▶ [Challenge 1]: From the records, reproduce without any change the stretch from the line containing "bar bbox=[1866, 725, 1975, 818]" through the line containing "x-tick-label: 2023-03-23 bbox=[1899, 832, 1939, 1030]".

The Cultural Framing of Environmental Discourse

Lead Research Organisation: University of Bath
Department Name: Politics, Languages and Int Studies

Abstract

The bid is for a multidisciplinary network to examine the cultural framing of environmental discourse. The Humanities have an important contribution to make to addressing the challenges of climate change and the loss of biodiversity, through examining perceptions and understandings of the natural world and their communication in language and visual images. Research on environmental discourse has so far tended to neglect issues of personal motivation, and the role played by cultural tradition, rhetorical strategies, and conceptions of local belonging in generating a sense of responsibility for the environment. Literary, filmic and artistic discourse on the environment play an important role in mediating between knowledge of environmental problems and threats and actual choices in everyday life. Interdisciplinary research in this area and into the potential of literature, the visual arts and museums to contribute to environmental literacy has an important contribution to make to both mitigating and accommodating to environmental changes. The project will build on perspectives recently developed by Heise and others in seeking to bring literary critics into significant dialogue with representatives of social science disciplines researching environmental communication and with practitioners in science and social policy. Three workshops will be held, and the findings will be published on a dedicated website.

Planned Impact

The proposed network will seek to realise the considerable potential for public interest that this important issue deserves by engaging with the general public, teachers/ educationalists, and groups of practitioners (writers, film makers, museum curators).

▶ [Exercise input]:

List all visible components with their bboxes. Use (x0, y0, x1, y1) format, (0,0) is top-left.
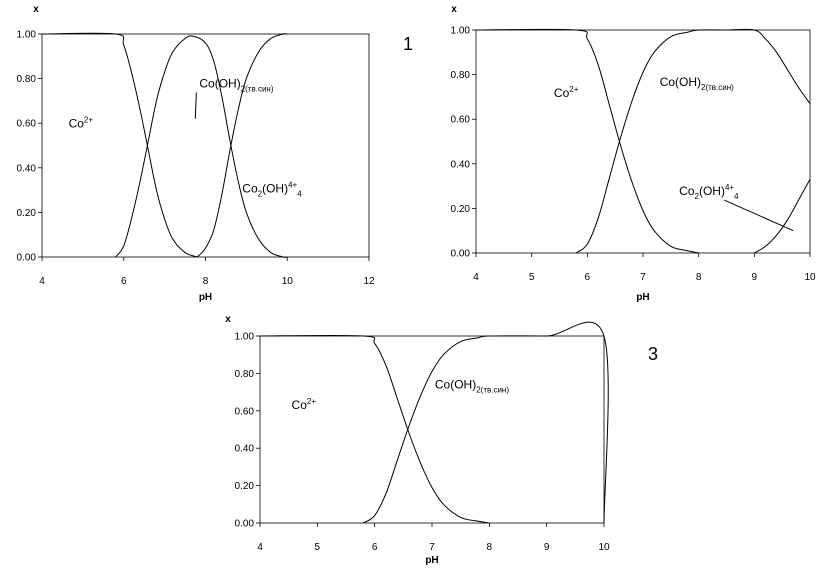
plot-frame (259, 335, 605, 524)
species-label: Co2(OH)4+4 (242, 180, 302, 198)
x-axis-label: pH (199, 292, 212, 303)
y-axis-label: x (225, 314, 231, 325)
series-line (259, 334, 490, 524)
series-line (475, 28, 699, 254)
y-tick-label: 0.20 (17, 208, 37, 219)
panel-label-3: 3 (648, 344, 659, 364)
species-label: Co(OH)2(тв.син) (435, 377, 509, 394)
y-tick-label: 0.60 (17, 119, 37, 130)
x-tick-label: 10 (282, 276, 294, 287)
y-tick-label: 0.40 (17, 163, 37, 174)
x-tick-label: 8 (696, 272, 702, 283)
series-line (41, 32, 198, 258)
x-tick-label: 4 (257, 542, 263, 553)
x-tick-label: 8 (203, 276, 209, 287)
chart-panel-1: 0.00 0.20 0.40 0.60 0.80 1.00 4 6 8 10 12 pH x Co2+ Co… (17, 4, 375, 303)
x-tick-label: 6 (372, 542, 378, 553)
y-tick-label: 1.00 (451, 26, 471, 37)
series-line (575, 28, 811, 254)
series-line (196, 33, 288, 258)
x-tick-label: 4 (473, 272, 479, 283)
leader-line (723, 199, 794, 232)
x-tick-label: 9 (752, 272, 758, 283)
y-axis-label: x (451, 4, 457, 15)
y-tick-label: 0.60 (235, 406, 255, 417)
y-tick-label: 0.80 (235, 369, 255, 380)
y-tick-label: 0.00 (235, 519, 255, 530)
species-label: Co2+ (69, 116, 94, 131)
y-tick-label: 0.60 (451, 115, 471, 126)
x-axis-label: pH (425, 555, 438, 566)
x-tick-label: 7 (429, 542, 435, 553)
y-tick-label: 1.00 (235, 332, 255, 343)
species-label: Co2+ (554, 85, 579, 100)
x-tick-label: 9 (544, 542, 550, 553)
x-tick-label: 6 (121, 276, 127, 287)
x-tick-label: 8 (487, 542, 493, 553)
x-tick-label: 5 (315, 542, 321, 553)
series-line (115, 35, 288, 258)
x-axis-label: pH (636, 292, 649, 303)
x-tick-label: 10 (804, 272, 816, 283)
species-label: Co(OH)2(тв.син) (199, 77, 273, 94)
species-label: Co(OH)2(тв.син) (660, 75, 734, 92)
y-axis-label: x (33, 4, 39, 15)
plot-frame (41, 33, 370, 258)
y-tick-label: 0.20 (451, 204, 471, 215)
plot-frame (475, 29, 811, 254)
species-label: Co2(OH)4+4 (679, 183, 739, 201)
leader-line (194, 92, 197, 119)
x-tick-label: 10 (598, 542, 610, 553)
y-tick-label: 1.00 (17, 30, 37, 41)
y-tick-label: 0.40 (235, 444, 255, 455)
series-line (754, 179, 811, 254)
x-tick-label: 6 (585, 272, 591, 283)
y-tick-label: 0.00 (17, 253, 37, 264)
y-tick-label: 0.80 (17, 74, 37, 85)
x-tick-label: 4 (39, 276, 45, 287)
chart-panel-3: 0.00 0.20 0.40 0.60 0.80 1.00 4 5 6 7 8 9 10 pH x Co2+ C… (225, 314, 610, 566)
panel-label-1: 1 (403, 34, 414, 54)
y-tick-label: 0.00 (451, 249, 471, 260)
x-tick-label: 12 (363, 276, 375, 287)
series-line (362, 321, 609, 524)
x-tick-label: 7 (640, 272, 646, 283)
y-tick-label: 0.80 (451, 70, 471, 81)
chart-panel-2: 0.00 0.20 0.40 0.60 0.80 1.00 4 5 6 7 8 9 10 pH x Co2+ C… (451, 4, 816, 303)
species-label: Co2+ (292, 397, 317, 412)
y-tick-label: 0.20 (235, 481, 255, 492)
y-tick-label: 0.40 (451, 159, 471, 170)
x-tick-label: 5 (529, 272, 535, 283)
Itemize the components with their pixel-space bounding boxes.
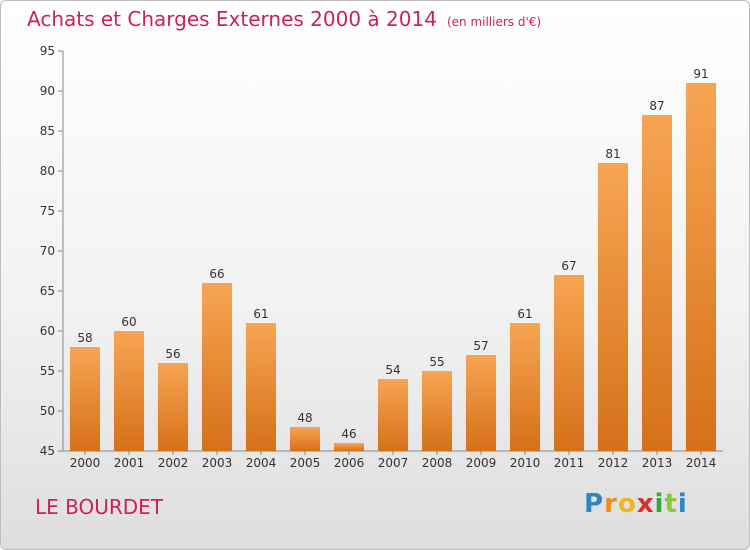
bar-2005 [290,427,320,451]
bar-2007 [378,379,408,451]
location-label: LE BOURDET [35,495,164,519]
x-tick-label-2014: 2014 [686,456,717,470]
y-tick-label: 85 [40,124,55,138]
y-tick-label: 90 [40,84,55,98]
labels: 58 60 56 66 61 48 46 54 55 57 61 67 81 87 91 [77,67,708,441]
data-label-2009: 57 [473,339,488,353]
logo-letter: i [677,489,688,519]
data-label-2014: 91 [693,67,708,81]
x-tick-label-2000: 2000 [70,456,101,470]
x-tick-label-2001: 2001 [114,456,145,470]
data-label-2004: 61 [253,307,268,321]
bar-2004 [246,323,276,451]
x-tick-label-2006: 2006 [334,456,365,470]
bars [70,83,716,451]
axes: 45 50 55 60 65 70 75 80 85 90 95 2000 2001 2002 2003 20… [40,44,723,470]
data-label-2005: 48 [297,411,312,425]
y-tick-label: 65 [40,284,55,298]
chart-title: Achats et Charges Externes 2000 à 2014 (e… [27,7,541,31]
logo-letter: o [617,489,637,519]
chart-title-text: Achats et Charges Externes 2000 à 2014 [27,7,437,31]
bar-2011 [554,275,584,451]
logo-letter: i [654,489,665,519]
logo-letter: P [584,489,605,519]
x-tick-label-2002: 2002 [158,456,189,470]
bar-2012 [598,163,628,451]
x-tick-label-2003: 2003 [202,456,233,470]
x-tick-label-2007: 2007 [378,456,409,470]
x-tick-label-2011: 2011 [554,456,585,470]
y-tick-label: 55 [40,364,55,378]
data-label-2003: 66 [209,267,224,281]
logo-letter: t [664,489,678,519]
y-tick-label: 80 [40,164,55,178]
y-tick-label: 75 [40,204,55,218]
x-tick-label-2013: 2013 [642,456,673,470]
data-label-2007: 54 [385,363,400,377]
logo-letter: r [604,489,618,519]
bar-2009 [466,355,496,451]
y-tick-label: 60 [40,324,55,338]
proxiti-logo: Proxiti [584,489,688,519]
bar-2014 [686,83,716,451]
data-label-2011: 67 [561,259,576,273]
bar-2013 [642,115,672,451]
data-label-2006: 46 [341,427,356,441]
bar-2000 [70,347,100,451]
data-label-2002: 56 [165,347,180,361]
y-tick-label: 50 [40,404,55,418]
data-label-2010: 61 [517,307,532,321]
y-tick-label: 95 [40,44,55,58]
x-tick-label-2010: 2010 [510,456,541,470]
bar-2001 [114,331,144,451]
logo-letter: x [636,489,655,519]
x-tick-label-2012: 2012 [598,456,629,470]
chart-subtitle: (en milliers d'€) [446,15,542,29]
data-label-2013: 87 [649,99,664,113]
y-tick-label: 70 [40,244,55,258]
y-tick-label: 45 [40,444,55,458]
data-label-2012: 81 [605,147,620,161]
data-label-2001: 60 [121,315,136,329]
data-label-2000: 58 [77,331,92,345]
bar-2002 [158,363,188,451]
x-tick-label-2004: 2004 [246,456,277,470]
x-tick-label-2005: 2005 [290,456,321,470]
bar-2010 [510,323,540,451]
data-label-2008: 55 [429,355,444,369]
x-tick-label-2008: 2008 [422,456,453,470]
x-tick-label-2009: 2009 [466,456,497,470]
bar-2006 [334,443,364,451]
bar-2003 [202,283,232,451]
bar-2008 [422,371,452,451]
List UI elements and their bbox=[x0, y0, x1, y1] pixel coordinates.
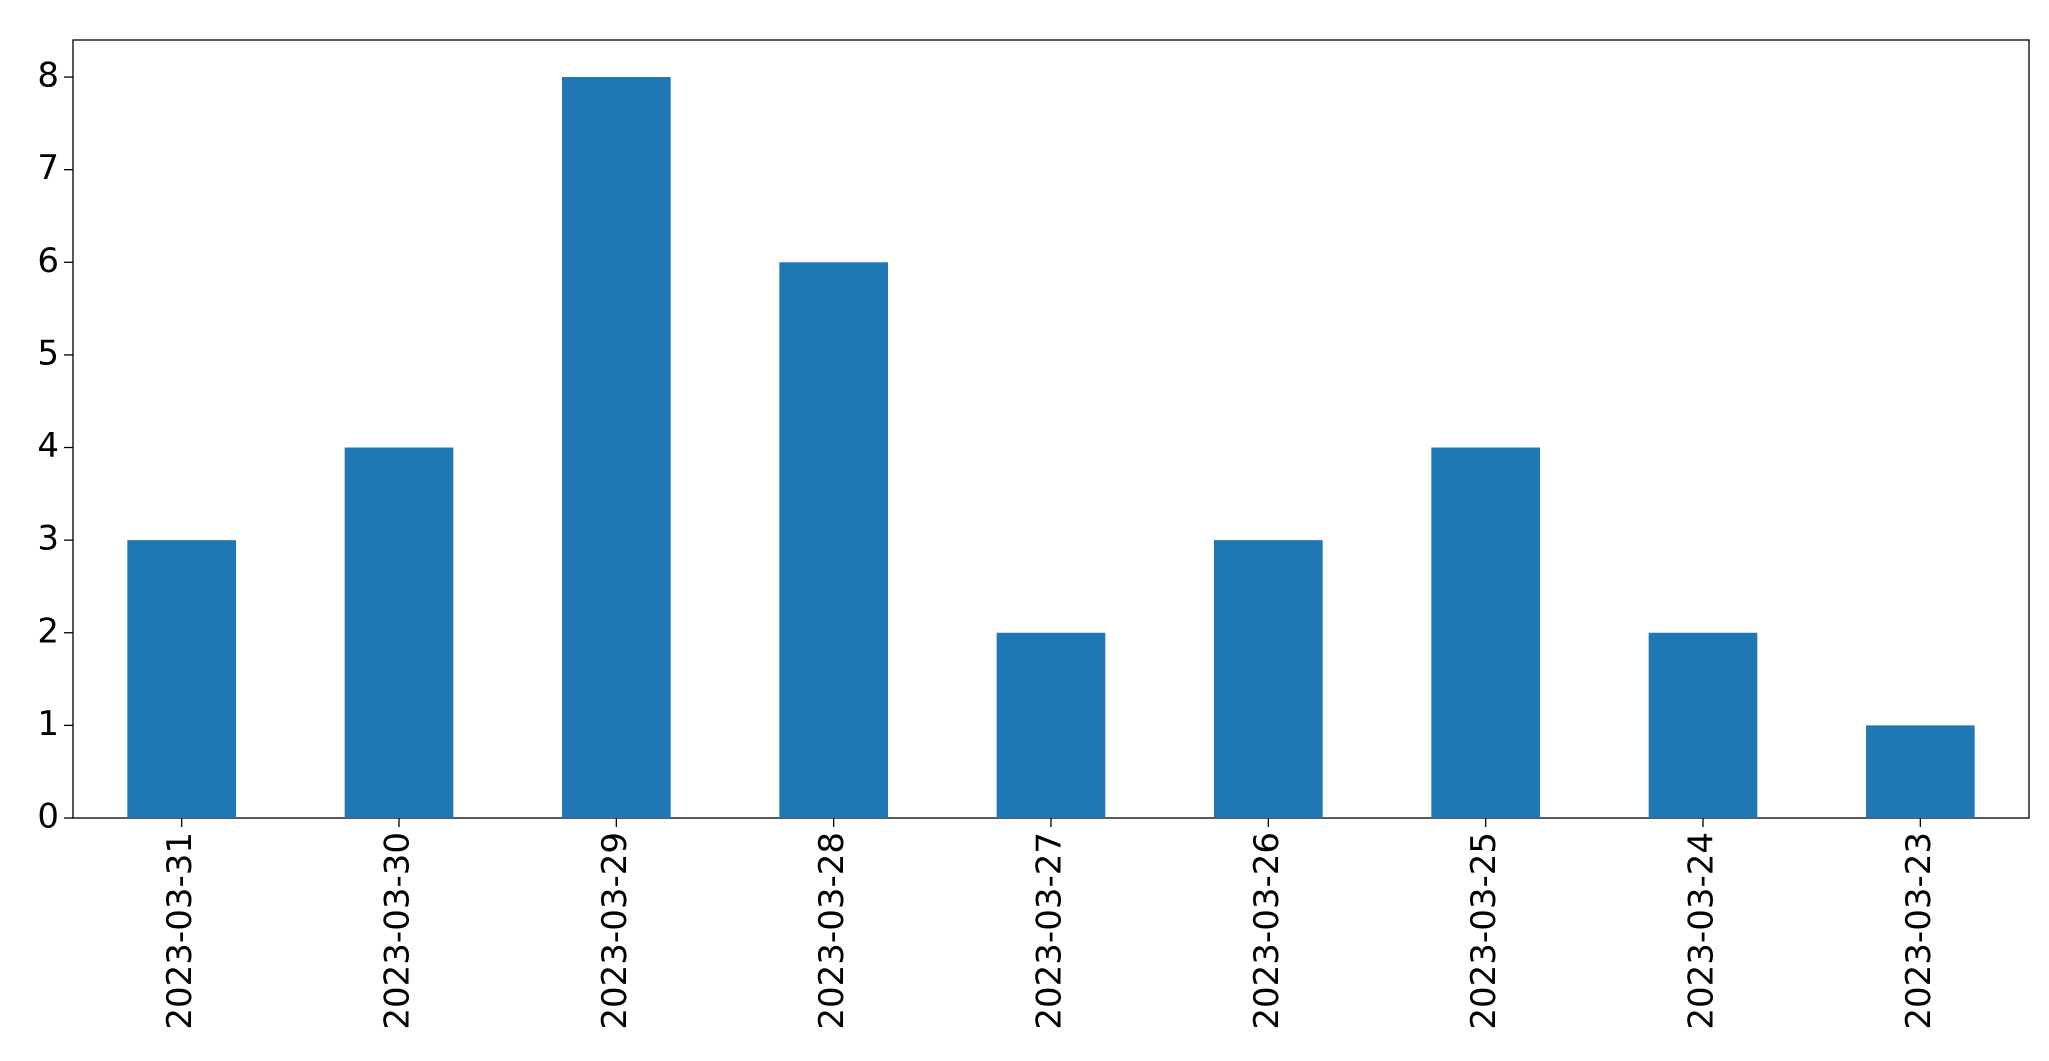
bar bbox=[1866, 725, 1975, 818]
bar bbox=[996, 632, 1106, 818]
x-tick-label: 2023-03-25 bbox=[1464, 832, 1504, 1030]
x-tick-label: 2023-03-28 bbox=[812, 832, 852, 1030]
x-tick-label: 2023-03-26 bbox=[1247, 832, 1287, 1030]
bar bbox=[562, 77, 671, 819]
y-tick-label: 2 bbox=[37, 611, 59, 651]
bar bbox=[779, 262, 888, 818]
bar bbox=[127, 540, 236, 818]
x-tick-label: 2023-03-23 bbox=[1899, 832, 1939, 1030]
y-tick-label: 0 bbox=[37, 797, 59, 837]
x-tick-label: 2023-03-30 bbox=[378, 832, 418, 1030]
y-tick-label: 4 bbox=[37, 426, 59, 466]
y-tick-label: 8 bbox=[37, 56, 59, 96]
bar bbox=[1214, 540, 1323, 818]
x-tick-label: 2023-03-29 bbox=[595, 832, 635, 1030]
y-tick-label: 1 bbox=[37, 704, 59, 744]
x-tick-label: 2023-03-31 bbox=[160, 832, 200, 1030]
bar bbox=[1431, 447, 1540, 818]
y-tick-label: 5 bbox=[37, 333, 59, 373]
x-tick-label: 2023-03-24 bbox=[1682, 832, 1722, 1030]
y-tick-label: 6 bbox=[37, 241, 59, 281]
x-tick-label: 2023-03-27 bbox=[1030, 832, 1070, 1030]
y-tick-label: 3 bbox=[37, 519, 59, 559]
y-tick-label: 7 bbox=[37, 148, 59, 188]
bar bbox=[1648, 632, 1758, 818]
bar bbox=[344, 447, 454, 818]
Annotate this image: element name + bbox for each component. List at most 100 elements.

▶ [Challenge 2]: Go on with the project summary on the cultural framing of environmental discourse, starting after its last sentence.

▶ [Written reply 1]:
bar bbox=[1866, 725, 1975, 818]
bar bbox=[996, 632, 1106, 818]
x-tick-label: 2023-03-25 bbox=[1464, 832, 1504, 1030]
x-tick-label: 2023-03-28 bbox=[812, 832, 852, 1030]
x-tick-label: 2023-03-26 bbox=[1247, 832, 1287, 1030]
bar bbox=[562, 77, 671, 819]
y-tick-label: 2 bbox=[37, 611, 59, 651]
bar bbox=[779, 262, 888, 818]
bar bbox=[127, 540, 236, 818]
x-tick-label: 2023-03-23 bbox=[1899, 832, 1939, 1030]

▶ [Written reply 2]:
The general public will be approached in collaboration with the Bath Royal Literary and Scientific Institution, which has a long record of providing effective support and dissemination for science and the arts in the Bath and Bristol area, and makes a perfect partner. The public will be further engaged through collaboration with the Bath Literature Festival, whose Director has expressed interest in making the environment a theme to be explored in readings and public lectures in the February/March 2011 Festival.
Impact on teachers and educationalists will be sought through the project website. The network members will actively publicise this resource through their academic and professional associations in the UK and the wider world, which will be made as user-friendly as possible through structuring so as to address the needs of teachers.
Writers will be engaged through the readings at the Bath Literature Festival mentioned above; film makers through contact with the Bristol-based charity and festival organiser Wildscreen; museum curators including those at the BRLSI, and in Tyne and Wear will be approached to explore the possibility of exhibitions on the environment and museum conferences on themes such as 'Extinct Species'.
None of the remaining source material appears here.